_Problem requirements:_ The records below are to be quoted in full; please keep every word exact.

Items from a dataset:
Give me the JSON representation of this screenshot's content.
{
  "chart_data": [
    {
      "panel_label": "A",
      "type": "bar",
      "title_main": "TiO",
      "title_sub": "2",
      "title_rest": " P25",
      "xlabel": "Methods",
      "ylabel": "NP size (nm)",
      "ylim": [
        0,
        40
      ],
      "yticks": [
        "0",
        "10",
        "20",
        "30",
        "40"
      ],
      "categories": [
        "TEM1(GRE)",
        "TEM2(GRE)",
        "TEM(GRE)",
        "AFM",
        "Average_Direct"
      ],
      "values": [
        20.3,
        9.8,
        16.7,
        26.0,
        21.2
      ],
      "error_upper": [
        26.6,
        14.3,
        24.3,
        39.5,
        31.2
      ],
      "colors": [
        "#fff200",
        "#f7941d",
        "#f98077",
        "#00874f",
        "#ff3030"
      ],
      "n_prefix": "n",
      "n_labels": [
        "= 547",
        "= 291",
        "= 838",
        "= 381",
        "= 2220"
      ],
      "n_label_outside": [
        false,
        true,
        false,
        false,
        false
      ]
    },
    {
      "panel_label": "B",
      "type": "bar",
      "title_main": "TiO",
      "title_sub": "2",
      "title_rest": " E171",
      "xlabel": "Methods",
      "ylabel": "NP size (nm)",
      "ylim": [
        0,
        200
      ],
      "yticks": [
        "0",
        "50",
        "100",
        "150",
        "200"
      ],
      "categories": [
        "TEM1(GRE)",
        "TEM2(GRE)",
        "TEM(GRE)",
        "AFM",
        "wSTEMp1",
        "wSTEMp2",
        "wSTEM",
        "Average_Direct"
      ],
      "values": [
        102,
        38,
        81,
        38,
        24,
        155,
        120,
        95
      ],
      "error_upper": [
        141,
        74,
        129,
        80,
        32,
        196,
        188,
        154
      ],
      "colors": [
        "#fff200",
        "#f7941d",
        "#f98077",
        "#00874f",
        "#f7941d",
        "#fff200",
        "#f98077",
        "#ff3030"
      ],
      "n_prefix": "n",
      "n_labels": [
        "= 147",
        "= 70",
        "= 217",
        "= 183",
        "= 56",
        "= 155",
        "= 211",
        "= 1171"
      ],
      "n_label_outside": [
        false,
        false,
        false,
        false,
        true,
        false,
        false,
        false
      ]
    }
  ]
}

_Reply:_
Give me the JSON representation of this screenshot's content.
{
  "chart_data": [
    {
      "panel_label": "A",
      "type": "bar",
      "title_main": "TiO",
      "title_sub": "2",
      "title_rest": " P25",
      "xlabel": "Methods",
      "ylabel": "NP size (nm)",
      "ylim": [
        0,
        40
      ],
      "yticks": [
        "0",
        "10",
        "20",
        "30",
        "40"
      ],
      "categories": [
        "TEM1(GRE)",
        "TEM2(GRE)",
        "TEM(GRE)",
        "AFM",
        "Average_Direct"
      ],
      "values": [
        20.3,
        9.8,
        16.7,
        26.0,
        21.2
      ],
      "error_upper": [
        26.6,
        14.3,
        24.3,
        39.5,
        31.2
      ],
      "colors": [
        "#fff200",
        "#f7941d",
        "#f98077",
        "#00874f",
        "#ff3030"
      ],
      "n_prefix": "n",
      "n_labels": [
        "= 547",
        "= 291",
        "= 838",
        "= 381",
        "= 2220"
      ],
      "n_label_outside": [
        false,
        true,
        false,
        false,
        false
      ]
    },
    {
      "panel_label": "B",
      "type": "bar",
      "title_main": "TiO",
      "title_sub": "2",
      "title_rest": " E171",
      "xlabel": "Methods",
      "ylabel": "NP size (nm)",
      "ylim": [
        0,
        200
      ],
      "yticks": [
        "0",
        "50",
        "100",
        "150",
        "200"
      ],
      "categories": [
        "TEM1(GRE)",
        "TEM2(GRE)",
        "TEM(GRE)",
        "AFM",
        "wSTEMp1",
        "wSTEMp2",
        "wSTEM",
        "Average_Direct"
      ],
      "values": [
        102,
        38,
        81,
        38,
        24,
        155,
        120,
        95
      ],
      "error_upper": [
        141,
        74,
        129,
        80,
        32,
        196,
        188,
        154
      ],
      "colors": [
        "#fff200",
        "#f7941d",
        "#f98077",
        "#00874f",
        "#f7941d",
        "#fff200",
        "#f98077",
        "#ff3030"
      ],
      "n_prefix": "n",
      "n_labels": [
        "= 147",
        "= 70",
        "= 217",
        "= 183",
        "= 56",
        "= 155",
        "= 211",
        "= 1171"
      ],
      "n_label_outside": [
        false,
        false,
        false,
        false,
        true,
        false,
        false,
        false
      ]
    }
  ]
}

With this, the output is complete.